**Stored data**
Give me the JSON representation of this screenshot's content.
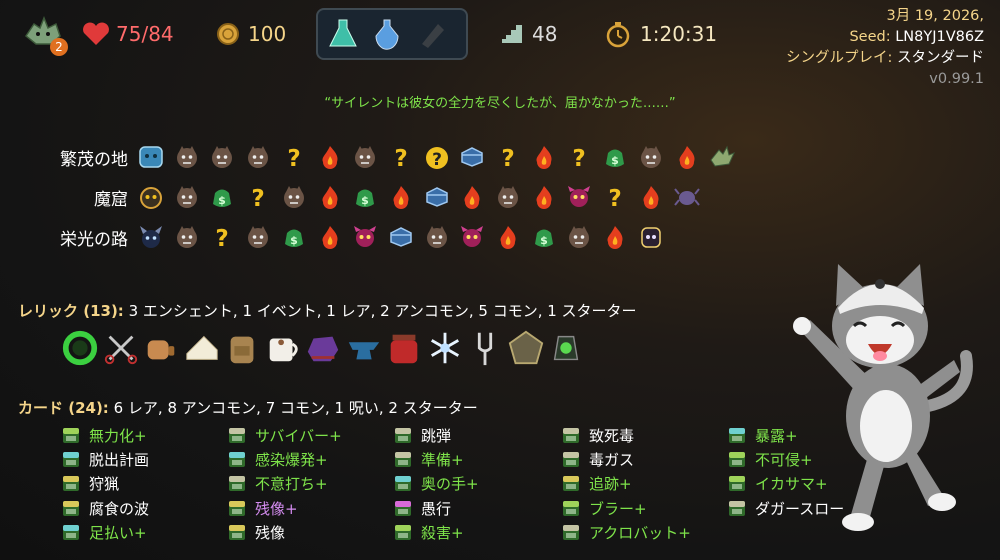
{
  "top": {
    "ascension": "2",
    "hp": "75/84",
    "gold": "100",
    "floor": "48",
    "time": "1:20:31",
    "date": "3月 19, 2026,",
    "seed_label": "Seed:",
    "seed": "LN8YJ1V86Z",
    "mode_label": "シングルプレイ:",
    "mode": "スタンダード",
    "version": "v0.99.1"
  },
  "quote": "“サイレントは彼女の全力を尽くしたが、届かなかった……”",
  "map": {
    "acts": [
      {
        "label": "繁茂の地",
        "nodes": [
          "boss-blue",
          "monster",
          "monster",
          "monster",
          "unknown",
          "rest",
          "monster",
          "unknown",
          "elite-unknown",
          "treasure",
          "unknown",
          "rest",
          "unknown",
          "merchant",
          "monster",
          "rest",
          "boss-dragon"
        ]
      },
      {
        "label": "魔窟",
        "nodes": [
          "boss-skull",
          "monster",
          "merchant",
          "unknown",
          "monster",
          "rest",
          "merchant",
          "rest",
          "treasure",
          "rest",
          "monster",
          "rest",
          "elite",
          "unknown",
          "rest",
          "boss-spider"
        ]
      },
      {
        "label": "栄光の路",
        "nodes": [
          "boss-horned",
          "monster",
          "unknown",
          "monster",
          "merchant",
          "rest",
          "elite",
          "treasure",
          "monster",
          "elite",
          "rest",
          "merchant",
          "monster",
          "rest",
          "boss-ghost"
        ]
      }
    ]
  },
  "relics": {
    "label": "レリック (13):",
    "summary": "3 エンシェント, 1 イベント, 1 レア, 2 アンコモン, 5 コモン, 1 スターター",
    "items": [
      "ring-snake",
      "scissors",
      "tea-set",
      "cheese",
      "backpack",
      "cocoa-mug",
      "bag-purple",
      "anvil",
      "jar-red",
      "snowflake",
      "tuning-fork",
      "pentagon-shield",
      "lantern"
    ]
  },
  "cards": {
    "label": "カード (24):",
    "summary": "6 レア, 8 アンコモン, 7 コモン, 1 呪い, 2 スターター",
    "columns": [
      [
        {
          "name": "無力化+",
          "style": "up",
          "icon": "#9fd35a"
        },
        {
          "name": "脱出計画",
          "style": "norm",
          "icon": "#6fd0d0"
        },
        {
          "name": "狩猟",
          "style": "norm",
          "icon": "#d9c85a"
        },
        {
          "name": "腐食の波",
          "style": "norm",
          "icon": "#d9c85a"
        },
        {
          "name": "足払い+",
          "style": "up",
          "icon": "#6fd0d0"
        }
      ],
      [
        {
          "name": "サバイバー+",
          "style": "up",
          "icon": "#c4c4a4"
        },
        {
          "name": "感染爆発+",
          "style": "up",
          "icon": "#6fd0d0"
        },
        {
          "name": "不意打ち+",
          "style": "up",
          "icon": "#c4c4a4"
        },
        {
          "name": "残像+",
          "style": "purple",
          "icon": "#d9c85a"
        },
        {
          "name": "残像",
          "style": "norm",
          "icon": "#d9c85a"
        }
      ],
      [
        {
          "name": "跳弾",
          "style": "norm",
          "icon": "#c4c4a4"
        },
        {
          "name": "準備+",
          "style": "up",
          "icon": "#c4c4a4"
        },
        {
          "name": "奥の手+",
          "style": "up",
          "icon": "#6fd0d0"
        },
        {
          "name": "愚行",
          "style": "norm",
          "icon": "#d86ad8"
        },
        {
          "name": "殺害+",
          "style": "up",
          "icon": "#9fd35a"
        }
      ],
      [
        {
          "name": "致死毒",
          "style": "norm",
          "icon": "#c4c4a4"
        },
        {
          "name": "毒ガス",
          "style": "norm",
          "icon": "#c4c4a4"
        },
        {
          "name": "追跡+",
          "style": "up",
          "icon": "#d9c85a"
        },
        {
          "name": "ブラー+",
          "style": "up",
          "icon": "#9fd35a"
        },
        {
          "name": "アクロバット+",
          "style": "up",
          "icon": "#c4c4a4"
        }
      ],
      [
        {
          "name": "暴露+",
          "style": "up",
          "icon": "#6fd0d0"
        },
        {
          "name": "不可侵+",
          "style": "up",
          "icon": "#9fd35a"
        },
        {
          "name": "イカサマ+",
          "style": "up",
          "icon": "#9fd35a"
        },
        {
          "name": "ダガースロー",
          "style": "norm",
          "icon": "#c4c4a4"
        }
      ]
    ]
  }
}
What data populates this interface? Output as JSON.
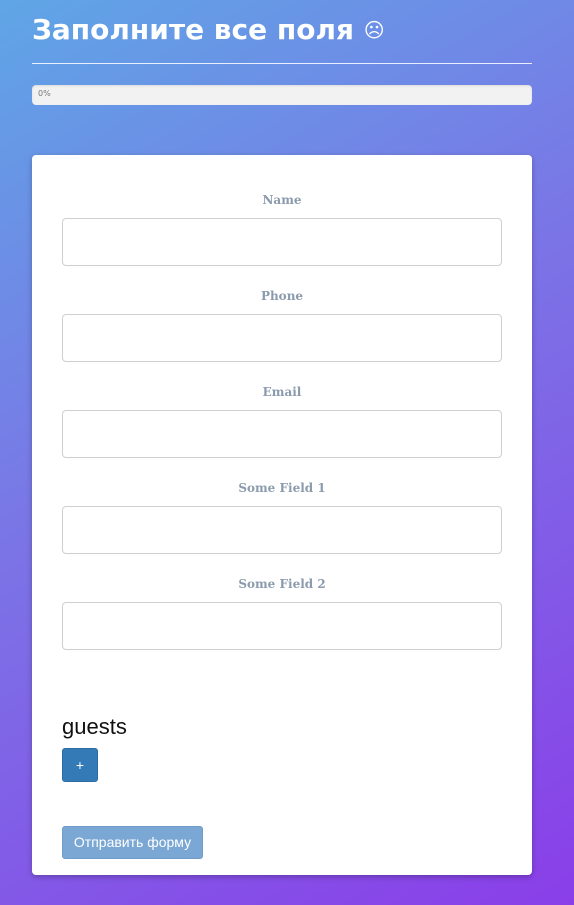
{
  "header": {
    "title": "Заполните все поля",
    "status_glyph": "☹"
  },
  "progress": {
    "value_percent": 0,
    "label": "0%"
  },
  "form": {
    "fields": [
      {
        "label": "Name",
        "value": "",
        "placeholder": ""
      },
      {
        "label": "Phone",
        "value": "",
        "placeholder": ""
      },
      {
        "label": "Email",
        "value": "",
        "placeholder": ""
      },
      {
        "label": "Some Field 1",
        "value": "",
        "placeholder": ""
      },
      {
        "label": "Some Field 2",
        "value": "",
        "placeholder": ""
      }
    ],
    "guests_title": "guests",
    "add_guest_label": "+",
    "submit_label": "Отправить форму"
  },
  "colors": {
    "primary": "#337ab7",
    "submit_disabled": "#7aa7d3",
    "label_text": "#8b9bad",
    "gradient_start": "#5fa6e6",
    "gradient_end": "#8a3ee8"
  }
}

**What you have to do**
Output the entries above exactly, without their pictures.

**The reply**
Give me the JSON representation of this screenshot's content.
{
  "top": {
    "ascension": "2",
    "hp": "75/84",
    "gold": "100",
    "floor": "48",
    "time": "1:20:31",
    "date": "3月 19, 2026,",
    "seed_label": "Seed:",
    "seed": "LN8YJ1V86Z",
    "mode_label": "シングルプレイ:",
    "mode": "スタンダード",
    "version": "v0.99.1"
  },
  "quote": "“サイレントは彼女の全力を尽くしたが、届かなかった……”",
  "map": {
    "acts": [
      {
        "label": "繁茂の地",
        "nodes": [
          "boss-blue",
          "monster",
          "monster",
          "monster",
          "unknown",
          "rest",
          "monster",
          "unknown",
          "elite-unknown",
          "treasure",
          "unknown",
          "rest",
          "unknown",
          "merchant",
          "monster",
          "rest",
          "boss-dragon"
        ]
      },
      {
        "label": "魔窟",
        "nodes": [
          "boss-skull",
          "monster",
          "merchant",
          "unknown",
          "monster",
          "rest",
          "merchant",
          "rest",
          "treasure",
          "rest",
          "monster",
          "rest",
          "elite",
          "unknown",
          "rest",
          "boss-spider"
        ]
      },
      {
        "label": "栄光の路",
        "nodes": [
          "boss-horned",
          "monster",
          "unknown",
          "monster",
          "merchant",
          "rest",
          "elite",
          "treasure",
          "monster",
          "elite",
          "rest",
          "merchant",
          "monster",
          "rest",
          "boss-ghost"
        ]
      }
    ]
  },
  "relics": {
    "label": "レリック (13):",
    "summary": "3 エンシェント, 1 イベント, 1 レア, 2 アンコモン, 5 コモン, 1 スターター",
    "items": [
      "ring-snake",
      "scissors",
      "tea-set",
      "cheese",
      "backpack",
      "cocoa-mug",
      "bag-purple",
      "anvil",
      "jar-red",
      "snowflake",
      "tuning-fork",
      "pentagon-shield",
      "lantern"
    ]
  },
  "cards": {
    "label": "カード (24):",
    "summary": "6 レア, 8 アンコモン, 7 コモン, 1 呪い, 2 スターター",
    "columns": [
      [
        {
          "name": "無力化+",
          "style": "up",
          "icon": "#9fd35a"
        },
        {
          "name": "脱出計画",
          "style": "norm",
          "icon": "#6fd0d0"
        },
        {
          "name": "狩猟",
          "style": "norm",
          "icon": "#d9c85a"
        },
        {
          "name": "腐食の波",
          "style": "norm",
          "icon": "#d9c85a"
        },
        {
          "name": "足払い+",
          "style": "up",
          "icon": "#6fd0d0"
        }
      ],
      [
        {
          "name": "サバイバー+",
          "style": "up",
          "icon": "#c4c4a4"
        },
        {
          "name": "感染爆発+",
          "style": "up",
          "icon": "#6fd0d0"
        },
        {
          "name": "不意打ち+",
          "style": "up",
          "icon": "#c4c4a4"
        },
        {
          "name": "残像+",
          "style": "purple",
          "icon": "#d9c85a"
        },
        {
          "name": "残像",
          "style": "norm",
          "icon": "#d9c85a"
        }
      ],
      [
        {
          "name": "跳弾",
          "style": "norm",
          "icon": "#c4c4a4"
        },
        {
          "name": "準備+",
          "style": "up",
          "icon": "#c4c4a4"
        },
        {
          "name": "奥の手+",
          "style": "up",
          "icon": "#6fd0d0"
        },
        {
          "name": "愚行",
          "style": "norm",
          "icon": "#d86ad8"
        },
        {
          "name": "殺害+",
          "style": "up",
          "icon": "#9fd35a"
        }
      ],
      [
        {
          "name": "致死毒",
          "style": "norm",
          "icon": "#c4c4a4"
        },
        {
          "name": "毒ガス",
          "style": "norm",
          "icon": "#c4c4a4"
        },
        {
          "name": "追跡+",
          "style": "up",
          "icon": "#d9c85a"
        },
        {
          "name": "ブラー+",
          "style": "up",
          "icon": "#9fd35a"
        },
        {
          "name": "アクロバット+",
          "style": "up",
          "icon": "#c4c4a4"
        }
      ],
      [
        {
          "name": "暴露+",
          "style": "up",
          "icon": "#6fd0d0"
        },
        {
          "name": "不可侵+",
          "style": "up",
          "icon": "#9fd35a"
        },
        {
          "name": "イカサマ+",
          "style": "up",
          "icon": "#9fd35a"
        },
        {
          "name": "ダガースロー",
          "style": "norm",
          "icon": "#c4c4a4"
        }
      ]
    ]
  }
}
What data populates this interface? Output as JSON.
{
  "header": {
    "title": "Заполните все поля",
    "status_glyph": "☹"
  },
  "progress": {
    "value_percent": 0,
    "label": "0%"
  },
  "form": {
    "fields": [
      {
        "label": "Name",
        "value": "",
        "placeholder": ""
      },
      {
        "label": "Phone",
        "value": "",
        "placeholder": ""
      },
      {
        "label": "Email",
        "value": "",
        "placeholder": ""
      },
      {
        "label": "Some Field 1",
        "value": "",
        "placeholder": ""
      },
      {
        "label": "Some Field 2",
        "value": "",
        "placeholder": ""
      }
    ],
    "guests_title": "guests",
    "add_guest_label": "+",
    "submit_label": "Отправить форму"
  },
  "colors": {
    "primary": "#337ab7",
    "submit_disabled": "#7aa7d3",
    "label_text": "#8b9bad",
    "gradient_start": "#5fa6e6",
    "gradient_end": "#8a3ee8"
  }
}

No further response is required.